• WHAT TO WORK ON:
What follows is a listing; give it again exactly, in its entirety.

=======

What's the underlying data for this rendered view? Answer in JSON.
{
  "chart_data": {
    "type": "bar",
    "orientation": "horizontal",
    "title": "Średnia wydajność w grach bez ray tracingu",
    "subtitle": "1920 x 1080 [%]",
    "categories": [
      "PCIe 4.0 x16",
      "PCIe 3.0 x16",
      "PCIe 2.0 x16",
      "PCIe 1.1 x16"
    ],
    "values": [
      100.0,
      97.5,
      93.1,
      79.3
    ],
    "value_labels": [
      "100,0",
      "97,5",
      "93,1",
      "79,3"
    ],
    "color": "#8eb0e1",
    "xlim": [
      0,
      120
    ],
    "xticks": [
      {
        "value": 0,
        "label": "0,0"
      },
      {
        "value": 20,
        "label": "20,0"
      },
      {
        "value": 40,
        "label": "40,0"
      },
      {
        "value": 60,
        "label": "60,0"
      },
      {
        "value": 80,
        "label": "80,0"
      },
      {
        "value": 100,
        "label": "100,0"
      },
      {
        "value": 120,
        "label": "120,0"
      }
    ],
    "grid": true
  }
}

=======

• THE SOLUTION:
What's the underlying data for this rendered view? Answer in JSON.
{
  "chart_data": {
    "type": "bar",
    "orientation": "horizontal",
    "title": "Średnia wydajność w grach bez ray tracingu",
    "subtitle": "1920 x 1080 [%]",
    "categories": [
      "PCIe 4.0 x16",
      "PCIe 3.0 x16",
      "PCIe 2.0 x16",
      "PCIe 1.1 x16"
    ],
    "values": [
      100.0,
      97.5,
      93.1,
      79.3
    ],
    "value_labels": [
      "100,0",
      "97,5",
      "93,1",
      "79,3"
    ],
    "color": "#8eb0e1",
    "xlim": [
      0,
      120
    ],
    "xticks": [
      {
        "value": 0,
        "label": "0,0"
      },
      {
        "value": 20,
        "label": "20,0"
      },
      {
        "value": 40,
        "label": "40,0"
      },
      {
        "value": 60,
        "label": "60,0"
      },
      {
        "value": 80,
        "label": "80,0"
      },
      {
        "value": 100,
        "label": "100,0"
      },
      {
        "value": 120,
        "label": "120,0"
      }
    ],
    "grid": true
  }
}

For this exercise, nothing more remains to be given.